*THE TASK:* Pull every line that holds the word "this" from the entries.

— Start —

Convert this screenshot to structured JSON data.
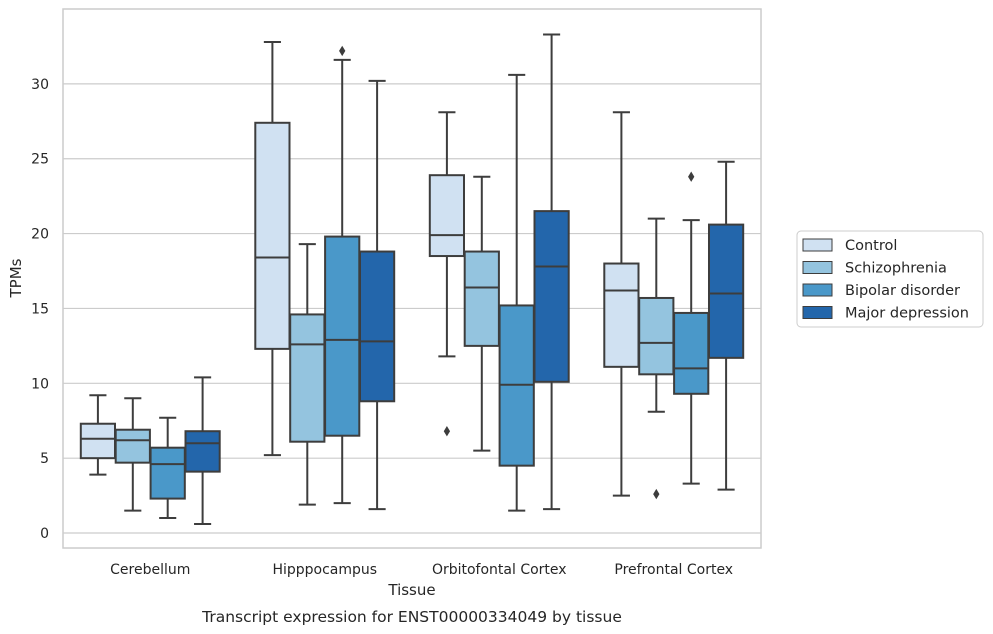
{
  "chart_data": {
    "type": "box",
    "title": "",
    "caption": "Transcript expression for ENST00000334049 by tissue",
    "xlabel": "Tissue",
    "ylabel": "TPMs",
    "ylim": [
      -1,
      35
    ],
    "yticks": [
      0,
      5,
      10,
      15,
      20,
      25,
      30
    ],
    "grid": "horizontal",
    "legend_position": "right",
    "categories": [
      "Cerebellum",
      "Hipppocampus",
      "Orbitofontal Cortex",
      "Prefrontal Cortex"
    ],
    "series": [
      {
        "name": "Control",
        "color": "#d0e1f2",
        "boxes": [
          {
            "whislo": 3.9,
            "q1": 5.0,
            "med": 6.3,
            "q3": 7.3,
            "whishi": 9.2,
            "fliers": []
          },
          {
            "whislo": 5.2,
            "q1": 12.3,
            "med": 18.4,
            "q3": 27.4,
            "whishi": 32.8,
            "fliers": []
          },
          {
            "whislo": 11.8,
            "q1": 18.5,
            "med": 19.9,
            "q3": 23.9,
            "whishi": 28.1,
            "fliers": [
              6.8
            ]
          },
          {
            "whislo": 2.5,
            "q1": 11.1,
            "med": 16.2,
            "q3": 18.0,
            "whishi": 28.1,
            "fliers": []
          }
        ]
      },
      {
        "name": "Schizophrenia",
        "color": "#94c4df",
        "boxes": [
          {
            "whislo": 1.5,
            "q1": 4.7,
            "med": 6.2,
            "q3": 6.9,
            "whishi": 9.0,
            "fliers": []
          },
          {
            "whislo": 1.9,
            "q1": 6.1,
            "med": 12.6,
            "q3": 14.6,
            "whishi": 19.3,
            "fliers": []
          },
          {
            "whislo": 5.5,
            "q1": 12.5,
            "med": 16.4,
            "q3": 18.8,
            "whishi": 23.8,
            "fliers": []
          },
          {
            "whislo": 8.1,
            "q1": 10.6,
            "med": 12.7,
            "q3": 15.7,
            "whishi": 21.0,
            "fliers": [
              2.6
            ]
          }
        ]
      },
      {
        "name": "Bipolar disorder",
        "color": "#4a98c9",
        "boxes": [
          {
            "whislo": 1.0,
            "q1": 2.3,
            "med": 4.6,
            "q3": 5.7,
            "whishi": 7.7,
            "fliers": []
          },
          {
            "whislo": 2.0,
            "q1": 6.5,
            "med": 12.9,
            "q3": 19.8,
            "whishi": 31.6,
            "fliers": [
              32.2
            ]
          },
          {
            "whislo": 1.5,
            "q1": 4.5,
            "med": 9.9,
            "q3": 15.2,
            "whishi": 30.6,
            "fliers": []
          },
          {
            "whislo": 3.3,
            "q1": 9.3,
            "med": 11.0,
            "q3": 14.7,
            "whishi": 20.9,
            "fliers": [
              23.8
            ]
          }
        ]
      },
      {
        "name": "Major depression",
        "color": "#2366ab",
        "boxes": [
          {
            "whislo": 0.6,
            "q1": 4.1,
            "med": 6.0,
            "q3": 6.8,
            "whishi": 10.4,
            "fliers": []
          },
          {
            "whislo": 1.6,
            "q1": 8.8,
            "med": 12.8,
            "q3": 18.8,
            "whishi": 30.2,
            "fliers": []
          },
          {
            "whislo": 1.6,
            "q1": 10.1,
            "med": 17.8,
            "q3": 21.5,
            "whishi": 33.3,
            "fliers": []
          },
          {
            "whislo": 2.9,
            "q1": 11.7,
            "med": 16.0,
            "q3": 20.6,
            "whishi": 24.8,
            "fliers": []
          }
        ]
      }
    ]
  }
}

— End —
— Start —

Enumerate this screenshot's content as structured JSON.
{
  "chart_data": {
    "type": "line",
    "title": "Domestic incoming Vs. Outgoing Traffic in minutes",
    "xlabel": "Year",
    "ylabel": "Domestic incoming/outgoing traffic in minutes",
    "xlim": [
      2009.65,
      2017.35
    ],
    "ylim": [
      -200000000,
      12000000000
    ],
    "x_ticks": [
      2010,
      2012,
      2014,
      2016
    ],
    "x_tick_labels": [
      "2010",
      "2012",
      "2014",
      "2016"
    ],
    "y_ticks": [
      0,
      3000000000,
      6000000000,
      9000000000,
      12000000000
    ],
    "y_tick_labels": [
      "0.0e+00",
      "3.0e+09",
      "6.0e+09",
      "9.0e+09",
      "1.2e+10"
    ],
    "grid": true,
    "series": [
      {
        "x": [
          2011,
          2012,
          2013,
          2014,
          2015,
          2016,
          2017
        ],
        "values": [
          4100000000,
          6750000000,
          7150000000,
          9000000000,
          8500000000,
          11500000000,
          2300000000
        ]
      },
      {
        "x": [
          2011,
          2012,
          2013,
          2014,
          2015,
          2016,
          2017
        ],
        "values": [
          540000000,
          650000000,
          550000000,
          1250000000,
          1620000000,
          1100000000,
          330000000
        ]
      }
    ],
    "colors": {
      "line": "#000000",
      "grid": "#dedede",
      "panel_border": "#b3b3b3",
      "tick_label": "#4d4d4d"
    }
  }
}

— End —

*PROBLEM SOLUTION:*
Convert this screenshot to structured JSON data.
Enumerate this screenshot's content as structured JSON.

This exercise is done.